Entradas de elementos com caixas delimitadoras

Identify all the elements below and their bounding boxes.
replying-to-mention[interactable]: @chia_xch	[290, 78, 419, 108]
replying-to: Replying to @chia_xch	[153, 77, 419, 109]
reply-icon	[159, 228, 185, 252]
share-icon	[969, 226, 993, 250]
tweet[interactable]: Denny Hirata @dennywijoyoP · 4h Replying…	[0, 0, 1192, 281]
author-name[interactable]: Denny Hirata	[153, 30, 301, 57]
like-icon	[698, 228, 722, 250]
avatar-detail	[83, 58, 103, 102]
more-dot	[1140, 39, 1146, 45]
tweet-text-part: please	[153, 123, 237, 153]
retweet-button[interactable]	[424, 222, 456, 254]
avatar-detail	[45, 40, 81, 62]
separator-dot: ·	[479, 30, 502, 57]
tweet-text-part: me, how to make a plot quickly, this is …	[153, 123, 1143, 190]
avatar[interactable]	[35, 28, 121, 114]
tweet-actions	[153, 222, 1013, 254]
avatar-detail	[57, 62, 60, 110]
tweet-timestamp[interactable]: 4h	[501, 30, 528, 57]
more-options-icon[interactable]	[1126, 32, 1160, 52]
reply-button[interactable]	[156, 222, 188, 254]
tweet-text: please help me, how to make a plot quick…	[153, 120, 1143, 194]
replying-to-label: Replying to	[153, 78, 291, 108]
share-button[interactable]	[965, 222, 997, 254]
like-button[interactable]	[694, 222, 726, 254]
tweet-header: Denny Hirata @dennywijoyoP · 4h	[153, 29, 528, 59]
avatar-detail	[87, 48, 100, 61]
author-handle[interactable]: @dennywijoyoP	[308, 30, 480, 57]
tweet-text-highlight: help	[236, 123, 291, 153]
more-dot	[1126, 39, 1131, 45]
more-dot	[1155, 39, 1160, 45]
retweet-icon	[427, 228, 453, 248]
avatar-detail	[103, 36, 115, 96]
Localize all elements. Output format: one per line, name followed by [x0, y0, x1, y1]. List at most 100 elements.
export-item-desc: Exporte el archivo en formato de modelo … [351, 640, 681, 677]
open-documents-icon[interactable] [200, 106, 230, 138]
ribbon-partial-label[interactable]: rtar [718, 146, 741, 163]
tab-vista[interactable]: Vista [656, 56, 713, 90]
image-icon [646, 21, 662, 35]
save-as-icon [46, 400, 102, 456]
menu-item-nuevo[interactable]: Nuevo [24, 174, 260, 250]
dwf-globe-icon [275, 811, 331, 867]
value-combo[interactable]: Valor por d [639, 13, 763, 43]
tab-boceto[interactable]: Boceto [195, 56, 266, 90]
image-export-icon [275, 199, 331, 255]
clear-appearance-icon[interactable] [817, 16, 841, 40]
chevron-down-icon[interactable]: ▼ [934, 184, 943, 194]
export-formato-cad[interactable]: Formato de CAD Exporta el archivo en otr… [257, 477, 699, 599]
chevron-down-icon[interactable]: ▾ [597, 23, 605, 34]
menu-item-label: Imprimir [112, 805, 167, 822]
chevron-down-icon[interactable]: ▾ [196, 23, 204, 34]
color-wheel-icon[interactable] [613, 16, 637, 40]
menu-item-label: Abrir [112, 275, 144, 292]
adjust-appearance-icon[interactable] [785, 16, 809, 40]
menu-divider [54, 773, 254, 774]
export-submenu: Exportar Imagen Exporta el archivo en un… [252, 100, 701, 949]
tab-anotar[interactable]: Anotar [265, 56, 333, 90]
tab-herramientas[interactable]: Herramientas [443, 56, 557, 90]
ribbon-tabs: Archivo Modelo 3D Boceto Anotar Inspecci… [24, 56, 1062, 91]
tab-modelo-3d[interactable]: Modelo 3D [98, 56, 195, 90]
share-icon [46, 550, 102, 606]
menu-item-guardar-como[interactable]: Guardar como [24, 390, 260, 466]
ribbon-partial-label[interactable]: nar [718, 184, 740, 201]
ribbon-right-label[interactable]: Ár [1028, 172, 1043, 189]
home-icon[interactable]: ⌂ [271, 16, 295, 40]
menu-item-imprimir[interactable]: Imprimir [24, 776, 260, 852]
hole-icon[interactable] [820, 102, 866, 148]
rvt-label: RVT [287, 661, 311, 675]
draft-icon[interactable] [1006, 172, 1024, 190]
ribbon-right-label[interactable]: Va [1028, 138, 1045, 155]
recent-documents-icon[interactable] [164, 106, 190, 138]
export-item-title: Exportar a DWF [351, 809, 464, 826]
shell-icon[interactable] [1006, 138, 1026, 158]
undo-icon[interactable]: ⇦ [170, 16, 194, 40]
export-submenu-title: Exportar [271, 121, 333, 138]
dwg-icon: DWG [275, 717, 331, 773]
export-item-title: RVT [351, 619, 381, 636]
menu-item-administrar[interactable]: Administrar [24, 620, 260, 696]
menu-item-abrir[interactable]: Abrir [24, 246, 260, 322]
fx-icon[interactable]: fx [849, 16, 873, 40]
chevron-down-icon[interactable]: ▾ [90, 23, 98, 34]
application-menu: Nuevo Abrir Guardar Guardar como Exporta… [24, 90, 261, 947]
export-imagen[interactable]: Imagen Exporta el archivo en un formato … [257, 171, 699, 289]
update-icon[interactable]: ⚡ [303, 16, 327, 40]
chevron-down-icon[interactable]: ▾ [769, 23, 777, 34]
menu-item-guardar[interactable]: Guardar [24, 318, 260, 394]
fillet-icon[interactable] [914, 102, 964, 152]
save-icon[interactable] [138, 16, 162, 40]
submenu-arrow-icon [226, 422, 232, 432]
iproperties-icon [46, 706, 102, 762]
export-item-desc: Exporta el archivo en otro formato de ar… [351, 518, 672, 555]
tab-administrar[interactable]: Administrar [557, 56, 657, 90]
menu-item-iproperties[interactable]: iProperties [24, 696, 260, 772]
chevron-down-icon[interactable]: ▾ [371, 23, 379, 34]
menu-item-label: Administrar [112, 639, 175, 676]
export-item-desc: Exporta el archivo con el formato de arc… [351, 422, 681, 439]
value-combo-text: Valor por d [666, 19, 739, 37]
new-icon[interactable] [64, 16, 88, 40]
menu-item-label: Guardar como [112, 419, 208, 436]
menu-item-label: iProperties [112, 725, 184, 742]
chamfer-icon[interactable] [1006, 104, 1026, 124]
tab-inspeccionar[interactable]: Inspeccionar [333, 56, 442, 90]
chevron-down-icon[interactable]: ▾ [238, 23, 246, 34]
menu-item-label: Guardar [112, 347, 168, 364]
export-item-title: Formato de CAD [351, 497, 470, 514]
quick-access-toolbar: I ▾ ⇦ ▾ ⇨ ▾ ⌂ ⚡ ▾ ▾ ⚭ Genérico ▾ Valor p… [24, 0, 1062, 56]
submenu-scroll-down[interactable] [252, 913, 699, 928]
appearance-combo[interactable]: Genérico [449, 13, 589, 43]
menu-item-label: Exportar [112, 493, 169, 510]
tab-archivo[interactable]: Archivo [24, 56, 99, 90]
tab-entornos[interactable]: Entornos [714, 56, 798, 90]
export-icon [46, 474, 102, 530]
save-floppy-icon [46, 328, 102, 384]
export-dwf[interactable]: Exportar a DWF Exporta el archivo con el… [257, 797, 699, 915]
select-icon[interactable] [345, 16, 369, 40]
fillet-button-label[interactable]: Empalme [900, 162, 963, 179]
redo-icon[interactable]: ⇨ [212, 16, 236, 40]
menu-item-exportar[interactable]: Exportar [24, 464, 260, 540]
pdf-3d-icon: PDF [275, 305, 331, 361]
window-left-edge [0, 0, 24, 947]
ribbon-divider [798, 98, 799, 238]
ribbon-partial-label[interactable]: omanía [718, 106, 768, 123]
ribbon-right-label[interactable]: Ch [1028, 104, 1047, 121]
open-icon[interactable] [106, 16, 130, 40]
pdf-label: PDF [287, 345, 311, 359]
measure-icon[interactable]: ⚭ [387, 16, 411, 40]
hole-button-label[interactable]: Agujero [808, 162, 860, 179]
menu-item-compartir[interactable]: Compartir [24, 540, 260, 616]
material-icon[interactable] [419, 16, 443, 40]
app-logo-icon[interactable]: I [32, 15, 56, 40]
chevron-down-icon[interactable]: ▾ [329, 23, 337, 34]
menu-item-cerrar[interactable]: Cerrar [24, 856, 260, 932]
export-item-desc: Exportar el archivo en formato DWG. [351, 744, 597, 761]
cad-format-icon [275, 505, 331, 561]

Enunciado: Reproduza fielmente as linhas dos registros, começando pela primeira e terminando na linha que contém "tweet-text: please help", incluída.

Resposta do exercício:
Identify all the elements below and their bounding boxes.
replying-to-mention[interactable]: @chia_xch	[290, 78, 419, 108]
replying-to: Replying to @chia_xch	[153, 77, 419, 109]
reply-icon	[159, 228, 185, 252]
share-icon	[969, 226, 993, 250]
tweet[interactable]: Denny Hirata @dennywijoyoP · 4h Replying…	[0, 0, 1192, 281]
author-name[interactable]: Denny Hirata	[153, 30, 301, 57]
like-icon	[698, 228, 722, 250]
avatar-detail	[83, 58, 103, 102]
more-dot	[1140, 39, 1146, 45]
tweet-text-part: please	[153, 123, 237, 153]
retweet-button[interactable]	[424, 222, 456, 254]
avatar-detail	[45, 40, 81, 62]
separator-dot: ·	[479, 30, 502, 57]
tweet-text-part: me, how to make a plot quickly, this is …	[153, 123, 1143, 190]
avatar[interactable]	[35, 28, 121, 114]
tweet-actions	[153, 222, 1013, 254]
avatar-detail	[57, 62, 60, 110]
tweet-timestamp[interactable]: 4h	[501, 30, 528, 57]
more-options-icon[interactable]	[1126, 32, 1160, 52]
reply-button[interactable]	[156, 222, 188, 254]
tweet-text: please help me, how to make a plot quick…	[153, 120, 1143, 194]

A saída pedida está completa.